**Problem details**
Print each line exactly as it is given.

Start

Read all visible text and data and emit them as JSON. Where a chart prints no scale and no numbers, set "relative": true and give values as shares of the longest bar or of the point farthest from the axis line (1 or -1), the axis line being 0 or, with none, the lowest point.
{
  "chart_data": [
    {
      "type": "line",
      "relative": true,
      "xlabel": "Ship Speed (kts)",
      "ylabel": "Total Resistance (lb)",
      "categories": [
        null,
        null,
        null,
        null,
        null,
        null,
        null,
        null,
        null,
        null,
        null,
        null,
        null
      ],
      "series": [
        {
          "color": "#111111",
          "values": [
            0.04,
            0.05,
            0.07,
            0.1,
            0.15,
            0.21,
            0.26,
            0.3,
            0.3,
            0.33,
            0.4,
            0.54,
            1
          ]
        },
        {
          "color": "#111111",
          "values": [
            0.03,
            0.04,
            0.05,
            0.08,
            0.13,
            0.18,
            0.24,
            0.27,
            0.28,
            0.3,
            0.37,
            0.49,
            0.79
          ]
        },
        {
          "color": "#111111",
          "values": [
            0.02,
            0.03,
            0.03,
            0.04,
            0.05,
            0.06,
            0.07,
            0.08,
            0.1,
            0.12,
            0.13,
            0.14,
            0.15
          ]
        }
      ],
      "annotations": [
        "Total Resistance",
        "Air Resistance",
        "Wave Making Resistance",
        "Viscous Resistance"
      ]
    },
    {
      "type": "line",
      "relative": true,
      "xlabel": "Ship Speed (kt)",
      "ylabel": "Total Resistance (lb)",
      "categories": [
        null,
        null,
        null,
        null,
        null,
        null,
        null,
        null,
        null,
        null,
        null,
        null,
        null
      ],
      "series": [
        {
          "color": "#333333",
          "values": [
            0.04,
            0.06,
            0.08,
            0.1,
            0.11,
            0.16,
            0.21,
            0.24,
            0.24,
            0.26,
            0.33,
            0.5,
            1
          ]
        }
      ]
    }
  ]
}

End

**Solution to this problem**
Read all visible text and data and emit them as JSON. Where a chart prints no scale and no numbers, set "relative": true and give values as shares of the longest bar or of the point farthest from the axis line (1 or -1), the axis line being 0 or, with none, the lowest point.
{
  "chart_data": [
    {
      "type": "line",
      "relative": true,
      "xlabel": "Ship Speed (kts)",
      "ylabel": "Total Resistance (lb)",
      "categories": [
        null,
        null,
        null,
        null,
        null,
        null,
        null,
        null,
        null,
        null,
        null,
        null,
        null
      ],
      "series": [
        {
          "color": "#111111",
          "values": [
            0.04,
            0.05,
            0.07,
            0.1,
            0.15,
            0.21,
            0.26,
            0.3,
            0.3,
            0.33,
            0.4,
            0.54,
            1
          ]
        },
        {
          "color": "#111111",
          "values": [
            0.03,
            0.04,
            0.05,
            0.08,
            0.13,
            0.18,
            0.24,
            0.27,
            0.28,
            0.3,
            0.37,
            0.49,
            0.79
          ]
        },
        {
          "color": "#111111",
          "values": [
            0.02,
            0.03,
            0.03,
            0.04,
            0.05,
            0.06,
            0.07,
            0.08,
            0.1,
            0.12,
            0.13,
            0.14,
            0.15
          ]
        }
      ],
      "annotations": [
        "Total Resistance",
        "Air Resistance",
        "Wave Making Resistance",
        "Viscous Resistance"
      ]
    },
    {
      "type": "line",
      "relative": true,
      "xlabel": "Ship Speed (kt)",
      "ylabel": "Total Resistance (lb)",
      "categories": [
        null,
        null,
        null,
        null,
        null,
        null,
        null,
        null,
        null,
        null,
        null,
        null,
        null
      ],
      "series": [
        {
          "color": "#333333",
          "values": [
            0.04,
            0.06,
            0.08,
            0.1,
            0.11,
            0.16,
            0.21,
            0.24,
            0.24,
            0.26,
            0.33,
            0.5,
            1
          ]
        }
      ]
    }
  ]
}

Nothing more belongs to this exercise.